*Instruction:*
Each line containing the word "Week" must be reported.

*Data shown:*
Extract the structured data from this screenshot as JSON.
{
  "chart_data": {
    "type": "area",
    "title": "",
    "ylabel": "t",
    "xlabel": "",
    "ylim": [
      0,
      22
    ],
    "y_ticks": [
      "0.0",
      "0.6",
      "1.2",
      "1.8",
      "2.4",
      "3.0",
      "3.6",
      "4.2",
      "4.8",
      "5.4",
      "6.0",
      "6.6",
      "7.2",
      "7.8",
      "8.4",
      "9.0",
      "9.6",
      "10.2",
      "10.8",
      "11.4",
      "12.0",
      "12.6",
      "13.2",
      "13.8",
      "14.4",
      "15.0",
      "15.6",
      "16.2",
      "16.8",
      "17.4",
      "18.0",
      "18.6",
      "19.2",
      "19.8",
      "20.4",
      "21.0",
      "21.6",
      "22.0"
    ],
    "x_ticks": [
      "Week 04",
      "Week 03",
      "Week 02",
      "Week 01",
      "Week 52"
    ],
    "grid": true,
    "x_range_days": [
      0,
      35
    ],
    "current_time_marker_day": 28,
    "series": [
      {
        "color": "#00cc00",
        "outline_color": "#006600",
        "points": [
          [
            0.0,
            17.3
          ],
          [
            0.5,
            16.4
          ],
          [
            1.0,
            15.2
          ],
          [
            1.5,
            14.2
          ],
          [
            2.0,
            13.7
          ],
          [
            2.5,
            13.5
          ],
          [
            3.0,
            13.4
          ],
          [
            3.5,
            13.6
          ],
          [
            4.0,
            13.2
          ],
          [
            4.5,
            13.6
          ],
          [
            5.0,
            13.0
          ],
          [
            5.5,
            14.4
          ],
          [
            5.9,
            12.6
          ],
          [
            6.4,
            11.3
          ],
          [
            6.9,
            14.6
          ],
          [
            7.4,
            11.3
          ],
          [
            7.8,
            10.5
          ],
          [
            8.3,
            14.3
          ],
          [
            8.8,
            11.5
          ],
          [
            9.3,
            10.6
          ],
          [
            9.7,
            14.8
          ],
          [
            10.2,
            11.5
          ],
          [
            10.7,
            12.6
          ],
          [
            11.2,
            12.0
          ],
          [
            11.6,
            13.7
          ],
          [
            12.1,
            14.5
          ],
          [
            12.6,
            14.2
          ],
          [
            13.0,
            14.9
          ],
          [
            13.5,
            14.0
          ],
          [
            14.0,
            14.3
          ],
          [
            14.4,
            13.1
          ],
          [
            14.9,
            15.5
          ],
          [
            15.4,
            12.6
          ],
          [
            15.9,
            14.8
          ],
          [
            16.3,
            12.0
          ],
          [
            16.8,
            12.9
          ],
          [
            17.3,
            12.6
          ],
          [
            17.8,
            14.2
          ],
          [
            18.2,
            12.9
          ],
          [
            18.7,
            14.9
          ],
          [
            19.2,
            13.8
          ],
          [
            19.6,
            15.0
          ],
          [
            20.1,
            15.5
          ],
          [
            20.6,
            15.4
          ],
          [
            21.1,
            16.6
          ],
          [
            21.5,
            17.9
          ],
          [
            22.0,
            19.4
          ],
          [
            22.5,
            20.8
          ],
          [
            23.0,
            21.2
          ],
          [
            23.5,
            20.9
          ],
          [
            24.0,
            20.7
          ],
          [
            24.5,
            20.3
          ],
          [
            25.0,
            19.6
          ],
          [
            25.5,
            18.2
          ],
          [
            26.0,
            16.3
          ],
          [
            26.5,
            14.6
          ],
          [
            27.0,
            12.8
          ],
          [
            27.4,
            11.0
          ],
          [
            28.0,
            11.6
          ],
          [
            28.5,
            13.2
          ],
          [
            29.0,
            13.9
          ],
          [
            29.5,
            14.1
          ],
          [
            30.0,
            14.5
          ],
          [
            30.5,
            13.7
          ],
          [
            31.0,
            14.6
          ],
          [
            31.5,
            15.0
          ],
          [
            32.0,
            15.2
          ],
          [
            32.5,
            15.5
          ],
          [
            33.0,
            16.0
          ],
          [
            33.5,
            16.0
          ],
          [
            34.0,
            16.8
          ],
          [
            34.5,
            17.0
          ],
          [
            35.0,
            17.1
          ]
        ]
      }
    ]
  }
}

*Output for this exercise:*
      "Week 04",
      "Week 03",
      "Week 02",
      "Week 01",
      "Week 52"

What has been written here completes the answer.